→ **BRIEF**:
Of all the lines in these entries, how many contain the string "modified"? Give only that count.

→ **MATERIAL FOR THIS EXERCISE**:
◇ ◇ ◇ ◇ ◇

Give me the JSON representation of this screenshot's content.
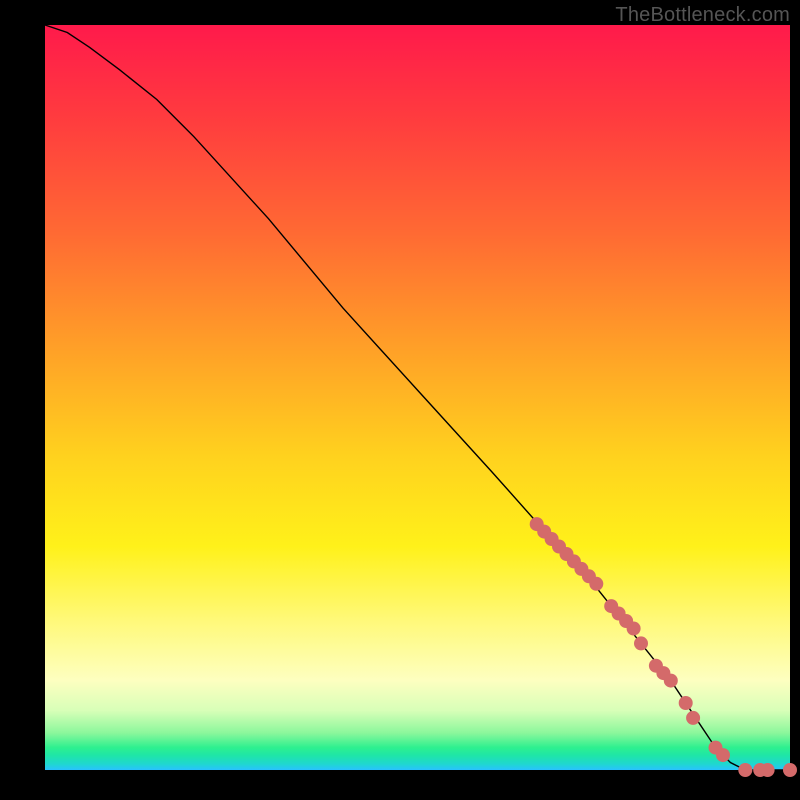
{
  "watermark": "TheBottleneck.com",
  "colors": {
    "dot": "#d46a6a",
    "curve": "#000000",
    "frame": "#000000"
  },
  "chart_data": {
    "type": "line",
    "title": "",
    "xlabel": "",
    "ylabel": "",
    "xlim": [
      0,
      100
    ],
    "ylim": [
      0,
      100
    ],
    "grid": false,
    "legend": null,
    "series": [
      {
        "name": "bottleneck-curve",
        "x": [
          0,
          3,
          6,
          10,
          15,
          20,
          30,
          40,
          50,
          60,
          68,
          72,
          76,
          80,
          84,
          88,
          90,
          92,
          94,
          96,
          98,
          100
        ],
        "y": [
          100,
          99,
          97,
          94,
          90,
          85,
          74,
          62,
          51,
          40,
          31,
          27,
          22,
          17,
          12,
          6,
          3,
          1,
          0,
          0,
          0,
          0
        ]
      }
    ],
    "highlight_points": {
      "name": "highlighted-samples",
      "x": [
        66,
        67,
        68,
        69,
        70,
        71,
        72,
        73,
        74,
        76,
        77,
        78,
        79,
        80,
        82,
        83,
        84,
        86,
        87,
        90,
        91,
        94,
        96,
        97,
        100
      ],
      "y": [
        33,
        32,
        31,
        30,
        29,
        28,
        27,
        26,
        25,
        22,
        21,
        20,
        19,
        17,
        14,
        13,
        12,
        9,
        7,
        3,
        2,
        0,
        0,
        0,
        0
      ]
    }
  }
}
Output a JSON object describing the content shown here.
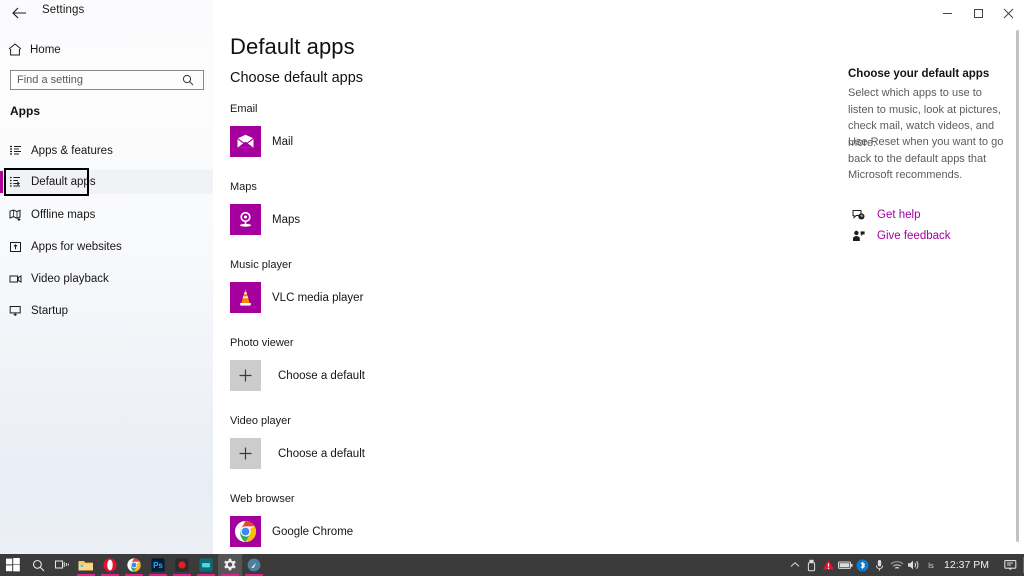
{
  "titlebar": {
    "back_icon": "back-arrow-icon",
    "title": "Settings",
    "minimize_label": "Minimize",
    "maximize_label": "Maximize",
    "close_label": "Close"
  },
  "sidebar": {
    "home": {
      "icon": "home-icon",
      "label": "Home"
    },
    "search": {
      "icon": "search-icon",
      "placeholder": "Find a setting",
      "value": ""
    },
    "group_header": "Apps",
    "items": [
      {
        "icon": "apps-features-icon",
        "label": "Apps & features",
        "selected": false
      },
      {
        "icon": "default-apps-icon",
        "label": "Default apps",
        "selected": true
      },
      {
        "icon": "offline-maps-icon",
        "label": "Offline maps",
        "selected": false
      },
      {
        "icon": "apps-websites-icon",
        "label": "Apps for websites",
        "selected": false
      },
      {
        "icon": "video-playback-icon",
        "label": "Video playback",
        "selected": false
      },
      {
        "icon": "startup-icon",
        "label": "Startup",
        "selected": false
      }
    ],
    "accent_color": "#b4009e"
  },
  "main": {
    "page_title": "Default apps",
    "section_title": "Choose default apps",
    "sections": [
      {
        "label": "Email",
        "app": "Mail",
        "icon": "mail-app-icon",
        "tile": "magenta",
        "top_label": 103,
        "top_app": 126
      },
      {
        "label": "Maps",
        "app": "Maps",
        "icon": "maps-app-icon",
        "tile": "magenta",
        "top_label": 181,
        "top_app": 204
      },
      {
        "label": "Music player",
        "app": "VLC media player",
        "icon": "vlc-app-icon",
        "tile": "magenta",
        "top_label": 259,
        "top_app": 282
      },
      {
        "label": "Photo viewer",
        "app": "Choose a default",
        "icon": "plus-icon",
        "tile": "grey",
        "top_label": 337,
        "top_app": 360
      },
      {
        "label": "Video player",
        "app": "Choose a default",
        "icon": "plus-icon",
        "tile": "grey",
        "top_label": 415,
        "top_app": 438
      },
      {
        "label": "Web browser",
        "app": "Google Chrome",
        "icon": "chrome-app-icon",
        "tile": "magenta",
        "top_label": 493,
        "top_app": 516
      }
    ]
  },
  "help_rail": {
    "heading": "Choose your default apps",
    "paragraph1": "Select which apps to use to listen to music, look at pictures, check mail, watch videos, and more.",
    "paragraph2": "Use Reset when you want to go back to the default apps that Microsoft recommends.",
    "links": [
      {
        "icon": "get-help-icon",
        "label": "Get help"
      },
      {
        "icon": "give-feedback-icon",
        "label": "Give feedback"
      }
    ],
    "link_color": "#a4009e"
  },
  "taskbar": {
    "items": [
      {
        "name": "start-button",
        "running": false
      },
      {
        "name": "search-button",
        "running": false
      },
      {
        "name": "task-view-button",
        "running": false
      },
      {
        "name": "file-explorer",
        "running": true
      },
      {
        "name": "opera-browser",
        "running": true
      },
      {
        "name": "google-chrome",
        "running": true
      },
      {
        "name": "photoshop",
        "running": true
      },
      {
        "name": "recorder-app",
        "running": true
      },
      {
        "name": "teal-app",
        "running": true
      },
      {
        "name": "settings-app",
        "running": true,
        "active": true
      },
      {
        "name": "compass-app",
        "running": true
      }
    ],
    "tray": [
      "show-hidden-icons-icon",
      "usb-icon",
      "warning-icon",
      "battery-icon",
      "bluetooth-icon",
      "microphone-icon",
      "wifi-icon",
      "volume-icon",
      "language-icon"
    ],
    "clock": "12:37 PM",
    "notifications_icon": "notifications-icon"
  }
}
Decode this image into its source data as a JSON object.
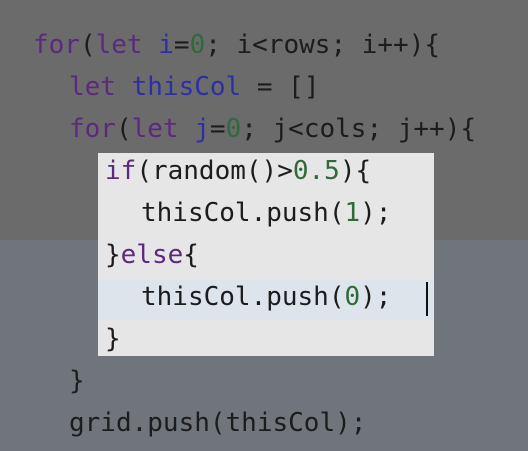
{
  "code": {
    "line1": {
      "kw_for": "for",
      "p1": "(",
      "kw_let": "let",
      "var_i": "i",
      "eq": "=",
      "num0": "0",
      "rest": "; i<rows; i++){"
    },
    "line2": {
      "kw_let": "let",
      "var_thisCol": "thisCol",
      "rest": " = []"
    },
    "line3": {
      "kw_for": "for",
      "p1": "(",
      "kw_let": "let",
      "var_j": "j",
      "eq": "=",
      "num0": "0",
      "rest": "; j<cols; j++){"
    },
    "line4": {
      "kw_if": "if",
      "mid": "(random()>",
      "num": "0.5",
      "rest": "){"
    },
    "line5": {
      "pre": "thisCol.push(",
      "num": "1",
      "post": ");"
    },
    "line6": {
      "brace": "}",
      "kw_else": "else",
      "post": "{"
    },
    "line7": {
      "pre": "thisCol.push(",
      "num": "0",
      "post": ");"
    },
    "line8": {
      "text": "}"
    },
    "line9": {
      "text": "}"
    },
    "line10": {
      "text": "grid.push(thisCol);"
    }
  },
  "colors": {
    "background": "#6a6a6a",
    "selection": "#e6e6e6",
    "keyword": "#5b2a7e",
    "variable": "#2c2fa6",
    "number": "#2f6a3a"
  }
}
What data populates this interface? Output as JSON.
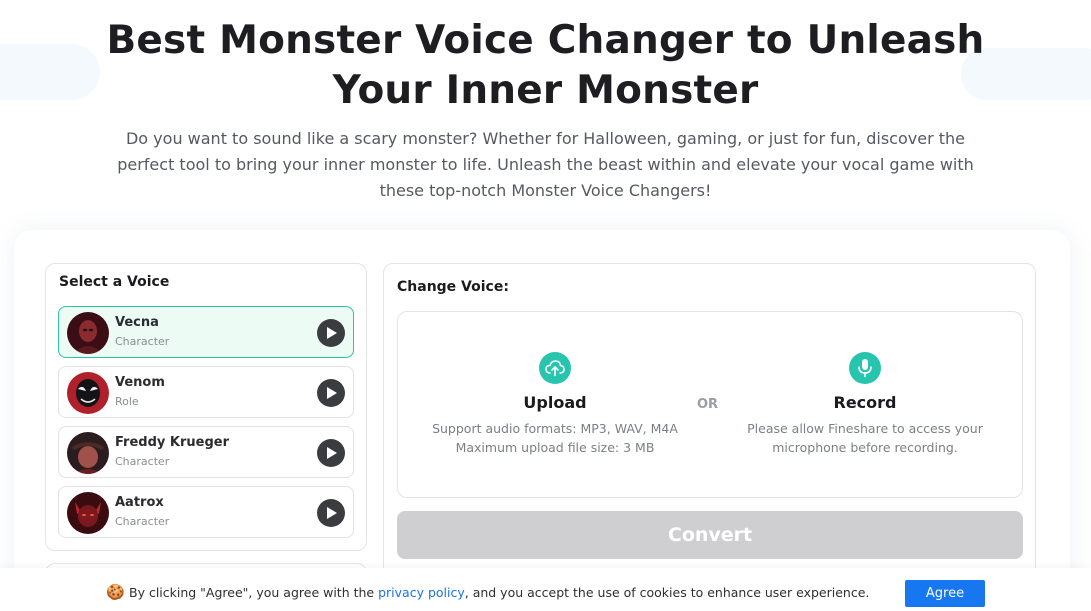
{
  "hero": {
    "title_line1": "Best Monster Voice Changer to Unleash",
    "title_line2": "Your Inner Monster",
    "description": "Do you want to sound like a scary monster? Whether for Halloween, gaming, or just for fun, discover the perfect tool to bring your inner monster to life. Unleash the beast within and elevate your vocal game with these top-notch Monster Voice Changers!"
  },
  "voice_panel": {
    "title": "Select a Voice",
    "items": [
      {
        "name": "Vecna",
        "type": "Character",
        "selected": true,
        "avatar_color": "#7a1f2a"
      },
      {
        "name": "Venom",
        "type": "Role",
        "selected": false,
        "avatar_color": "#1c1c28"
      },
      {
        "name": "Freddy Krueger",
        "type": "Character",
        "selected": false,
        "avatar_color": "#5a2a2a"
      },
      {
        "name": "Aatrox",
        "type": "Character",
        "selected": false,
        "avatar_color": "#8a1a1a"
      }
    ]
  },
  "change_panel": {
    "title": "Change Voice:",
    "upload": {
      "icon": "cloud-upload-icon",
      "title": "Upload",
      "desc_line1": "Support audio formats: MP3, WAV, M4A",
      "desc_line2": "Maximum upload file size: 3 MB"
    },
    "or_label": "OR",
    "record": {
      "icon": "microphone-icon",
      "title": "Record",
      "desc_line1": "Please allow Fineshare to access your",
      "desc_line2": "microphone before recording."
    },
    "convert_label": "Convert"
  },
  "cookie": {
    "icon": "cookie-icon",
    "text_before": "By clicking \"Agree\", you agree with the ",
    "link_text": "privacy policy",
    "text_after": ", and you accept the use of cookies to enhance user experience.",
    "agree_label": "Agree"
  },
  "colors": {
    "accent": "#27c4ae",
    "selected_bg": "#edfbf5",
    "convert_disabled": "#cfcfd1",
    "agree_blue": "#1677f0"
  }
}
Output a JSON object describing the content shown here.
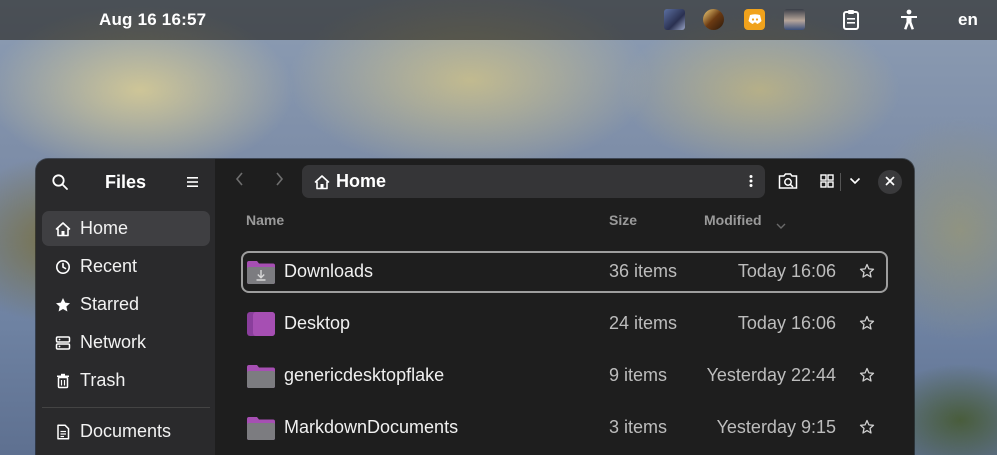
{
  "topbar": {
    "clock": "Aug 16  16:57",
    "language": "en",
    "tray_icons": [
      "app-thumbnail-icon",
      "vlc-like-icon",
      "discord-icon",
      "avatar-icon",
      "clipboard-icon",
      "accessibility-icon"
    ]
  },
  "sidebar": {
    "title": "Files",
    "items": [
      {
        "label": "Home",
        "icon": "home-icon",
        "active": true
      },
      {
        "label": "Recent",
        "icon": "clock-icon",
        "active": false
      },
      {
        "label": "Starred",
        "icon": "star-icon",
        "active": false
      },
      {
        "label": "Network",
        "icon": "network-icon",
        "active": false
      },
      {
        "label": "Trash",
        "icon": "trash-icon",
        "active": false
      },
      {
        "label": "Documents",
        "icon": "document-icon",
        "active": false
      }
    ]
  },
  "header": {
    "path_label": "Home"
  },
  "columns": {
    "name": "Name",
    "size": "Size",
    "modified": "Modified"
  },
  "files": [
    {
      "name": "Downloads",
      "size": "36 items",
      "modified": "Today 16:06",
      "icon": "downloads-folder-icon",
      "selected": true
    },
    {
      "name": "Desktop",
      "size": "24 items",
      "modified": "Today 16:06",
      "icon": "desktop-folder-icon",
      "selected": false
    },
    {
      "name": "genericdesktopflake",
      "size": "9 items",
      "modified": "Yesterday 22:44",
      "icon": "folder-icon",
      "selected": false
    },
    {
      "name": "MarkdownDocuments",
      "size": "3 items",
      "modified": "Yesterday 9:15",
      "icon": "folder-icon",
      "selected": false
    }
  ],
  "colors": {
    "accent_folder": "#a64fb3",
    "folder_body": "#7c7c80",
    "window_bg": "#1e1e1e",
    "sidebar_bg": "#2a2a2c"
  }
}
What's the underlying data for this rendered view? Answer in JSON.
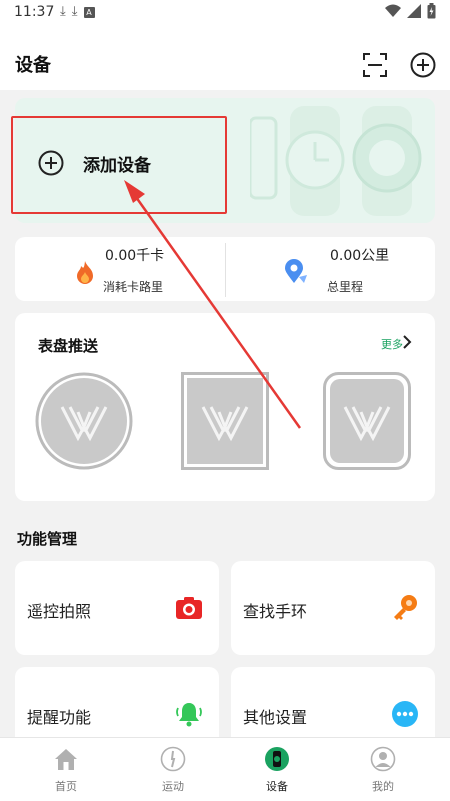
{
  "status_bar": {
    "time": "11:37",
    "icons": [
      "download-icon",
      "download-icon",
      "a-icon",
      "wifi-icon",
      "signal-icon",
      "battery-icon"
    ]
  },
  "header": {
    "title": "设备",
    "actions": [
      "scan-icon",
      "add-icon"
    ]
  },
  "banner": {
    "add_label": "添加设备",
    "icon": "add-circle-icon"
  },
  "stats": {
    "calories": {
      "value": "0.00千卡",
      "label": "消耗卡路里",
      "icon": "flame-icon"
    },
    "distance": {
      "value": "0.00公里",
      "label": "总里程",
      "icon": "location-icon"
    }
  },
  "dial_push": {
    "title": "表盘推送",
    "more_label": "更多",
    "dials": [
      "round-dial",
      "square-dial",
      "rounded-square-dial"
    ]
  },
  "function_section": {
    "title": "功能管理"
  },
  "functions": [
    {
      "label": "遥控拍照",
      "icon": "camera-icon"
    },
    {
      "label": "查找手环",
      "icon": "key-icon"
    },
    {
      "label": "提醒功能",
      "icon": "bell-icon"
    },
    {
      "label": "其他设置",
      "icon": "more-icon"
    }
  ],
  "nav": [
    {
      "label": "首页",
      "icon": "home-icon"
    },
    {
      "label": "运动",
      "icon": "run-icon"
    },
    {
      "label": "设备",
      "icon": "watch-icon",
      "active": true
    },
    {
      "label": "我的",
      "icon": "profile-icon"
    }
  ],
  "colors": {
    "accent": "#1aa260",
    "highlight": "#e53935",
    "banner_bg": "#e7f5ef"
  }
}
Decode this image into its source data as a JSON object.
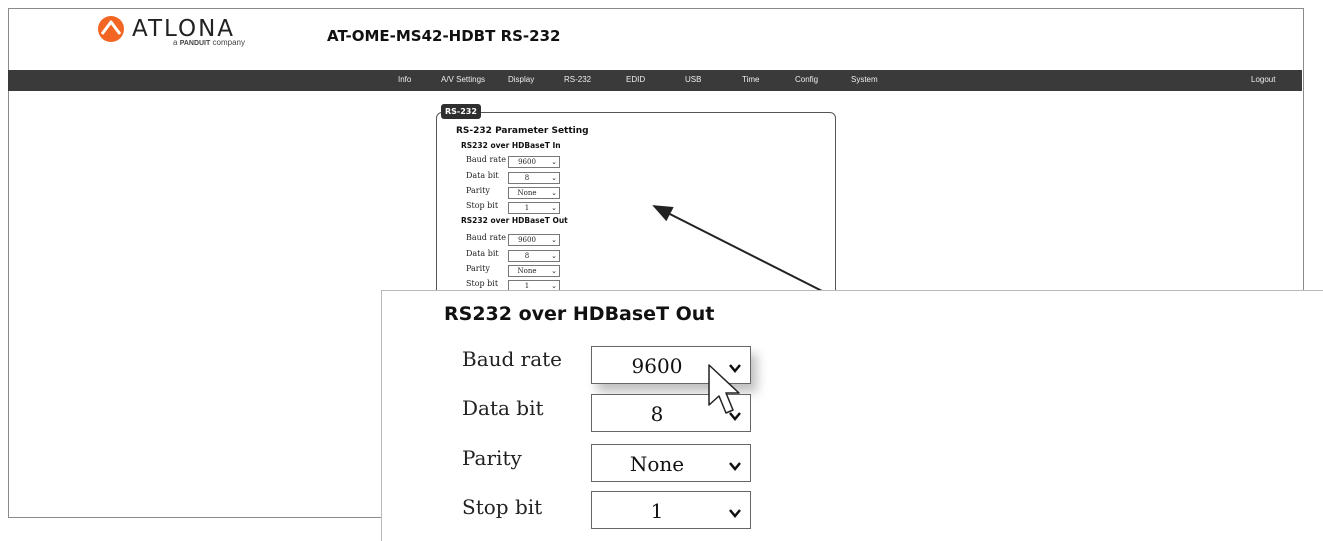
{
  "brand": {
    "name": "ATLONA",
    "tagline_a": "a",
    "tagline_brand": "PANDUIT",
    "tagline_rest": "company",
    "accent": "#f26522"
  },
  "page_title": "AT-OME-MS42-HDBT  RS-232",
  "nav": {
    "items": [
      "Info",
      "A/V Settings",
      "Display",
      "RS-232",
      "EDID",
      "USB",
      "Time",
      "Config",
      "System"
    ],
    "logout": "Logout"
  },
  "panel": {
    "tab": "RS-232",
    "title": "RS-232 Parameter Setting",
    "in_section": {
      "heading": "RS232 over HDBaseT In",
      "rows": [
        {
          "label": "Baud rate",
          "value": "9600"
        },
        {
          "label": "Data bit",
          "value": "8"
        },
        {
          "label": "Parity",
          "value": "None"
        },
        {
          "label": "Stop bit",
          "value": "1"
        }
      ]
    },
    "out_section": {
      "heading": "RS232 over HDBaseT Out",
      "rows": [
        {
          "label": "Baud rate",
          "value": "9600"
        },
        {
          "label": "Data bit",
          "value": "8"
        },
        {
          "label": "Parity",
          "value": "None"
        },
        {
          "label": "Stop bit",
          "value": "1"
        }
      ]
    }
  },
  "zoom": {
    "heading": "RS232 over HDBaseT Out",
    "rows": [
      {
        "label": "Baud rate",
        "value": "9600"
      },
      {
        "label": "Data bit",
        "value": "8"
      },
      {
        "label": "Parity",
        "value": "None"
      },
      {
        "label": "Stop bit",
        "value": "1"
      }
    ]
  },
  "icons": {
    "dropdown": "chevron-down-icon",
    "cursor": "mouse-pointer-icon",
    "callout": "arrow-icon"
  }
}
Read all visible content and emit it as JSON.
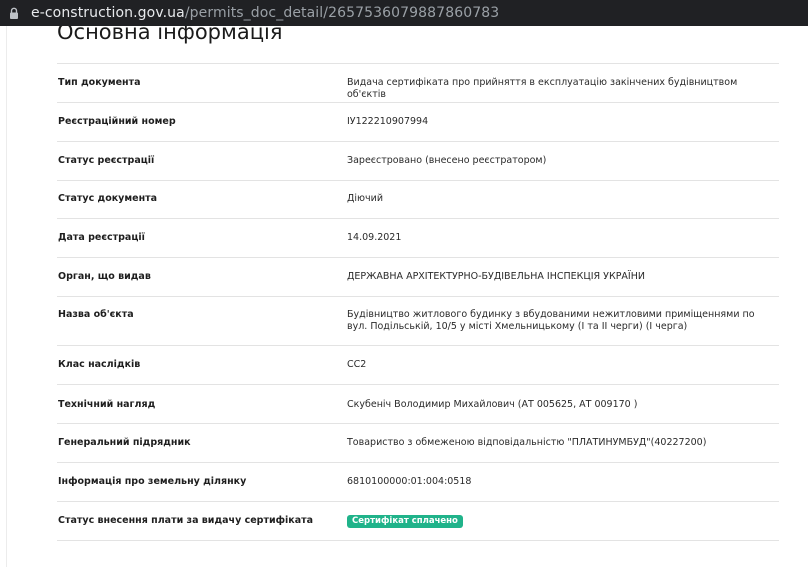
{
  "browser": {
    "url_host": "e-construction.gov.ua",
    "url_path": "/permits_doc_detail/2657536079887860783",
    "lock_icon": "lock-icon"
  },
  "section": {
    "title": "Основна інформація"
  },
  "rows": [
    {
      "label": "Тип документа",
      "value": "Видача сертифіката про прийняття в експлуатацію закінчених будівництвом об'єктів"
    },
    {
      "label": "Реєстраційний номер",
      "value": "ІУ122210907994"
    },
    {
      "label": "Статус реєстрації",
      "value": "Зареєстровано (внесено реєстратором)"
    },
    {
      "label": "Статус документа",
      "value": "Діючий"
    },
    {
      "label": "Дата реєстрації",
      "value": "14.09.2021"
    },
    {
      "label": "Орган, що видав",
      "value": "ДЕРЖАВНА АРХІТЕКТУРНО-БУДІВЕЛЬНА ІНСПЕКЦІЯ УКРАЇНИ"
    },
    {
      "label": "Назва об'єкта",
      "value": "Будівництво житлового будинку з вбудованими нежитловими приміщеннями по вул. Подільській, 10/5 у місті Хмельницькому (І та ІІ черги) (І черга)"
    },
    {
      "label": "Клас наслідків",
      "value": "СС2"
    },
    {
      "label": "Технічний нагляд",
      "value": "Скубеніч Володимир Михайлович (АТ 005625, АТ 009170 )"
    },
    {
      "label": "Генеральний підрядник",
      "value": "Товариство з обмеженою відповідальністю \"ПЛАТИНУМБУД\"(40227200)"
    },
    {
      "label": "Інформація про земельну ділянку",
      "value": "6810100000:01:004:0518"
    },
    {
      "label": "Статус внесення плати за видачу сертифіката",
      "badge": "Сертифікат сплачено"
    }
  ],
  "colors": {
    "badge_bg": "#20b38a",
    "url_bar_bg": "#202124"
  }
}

◇ ◇ ◇ ◇ ◇

→ **TASK SOLUTION**:
5